[BEGIN]

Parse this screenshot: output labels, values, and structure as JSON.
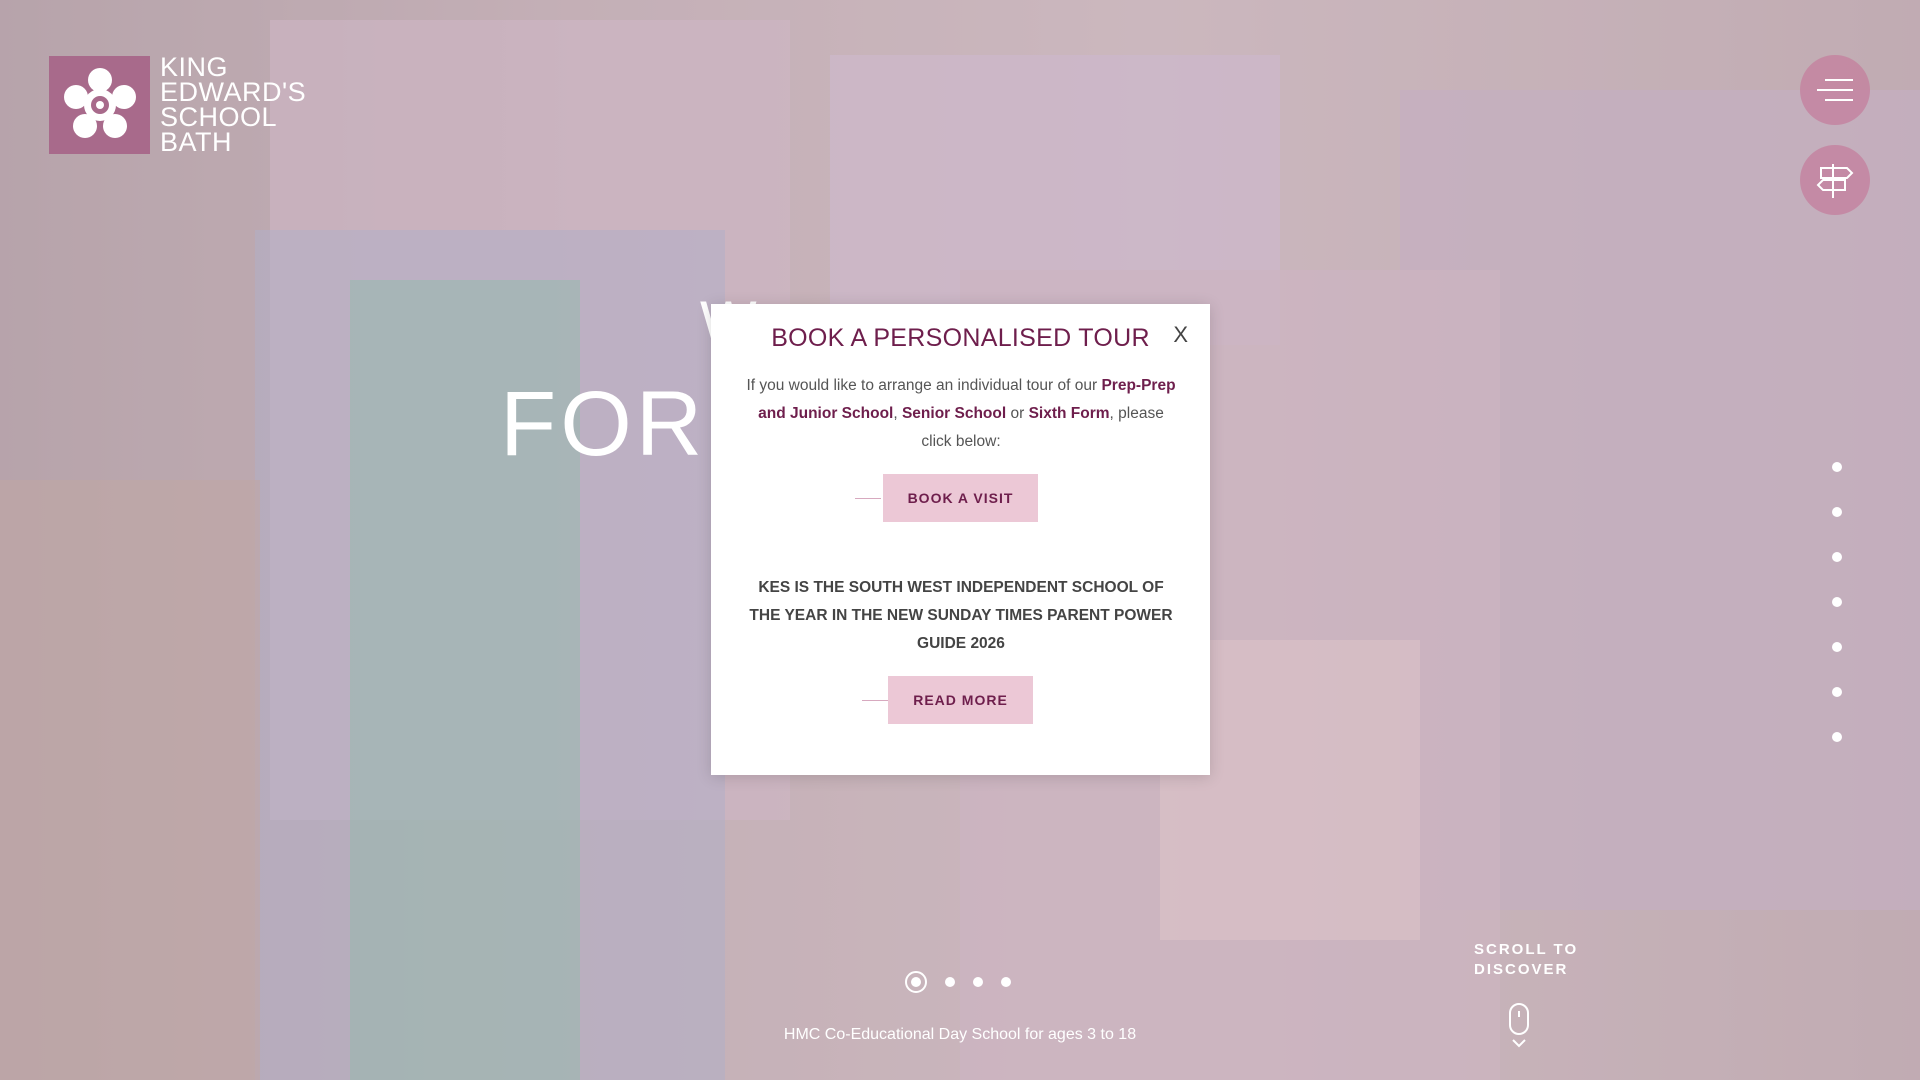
{
  "logo": {
    "lines": [
      "King",
      "Edward's",
      "School",
      "Bath"
    ],
    "brand_color": "#a86a8b"
  },
  "header": {
    "menu_icon": "hamburger-menu-icon",
    "quicklinks_icon": "signpost-icon"
  },
  "hero": {
    "line1": "W",
    "line2": "FOR A         OUS",
    "tagline": "HMC Co-Educational Day School for ages 3 to 18"
  },
  "slider": {
    "dots": 4,
    "active_index": 0
  },
  "side_nav": {
    "dots": 7
  },
  "scroll": {
    "label_line1": "SCROLL TO",
    "label_line2": "DISCOVER",
    "icon": "mouse-scroll-icon"
  },
  "modal": {
    "title": "BOOK A PERSONALISED TOUR",
    "close_label": "X",
    "intro_text": "If you would like to arrange an individual tour of our ",
    "link_prep": "Prep-Prep and Junior School",
    "sep1": ", ",
    "link_senior": "Senior School",
    "sep2": " or ",
    "link_sixth": "Sixth Form",
    "outro_text": ", please click below:",
    "book_button": "BOOK A VISIT",
    "news_text": "KES IS THE SOUTH WEST INDEPENDENT SCHOOL OF THE YEAR IN THE NEW SUNDAY TIMES PARENT POWER GUIDE 2026",
    "read_more_button": "READ MORE",
    "accent_color": "#6e1e4c",
    "button_color": "#ecc8d6"
  }
}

[END]

Scan the material line by line and report each one that contains "icon".

    "menu_icon": "hamburger-menu-icon",
    "quicklinks_icon": "signpost-icon"
    "icon": "mouse-scroll-icon"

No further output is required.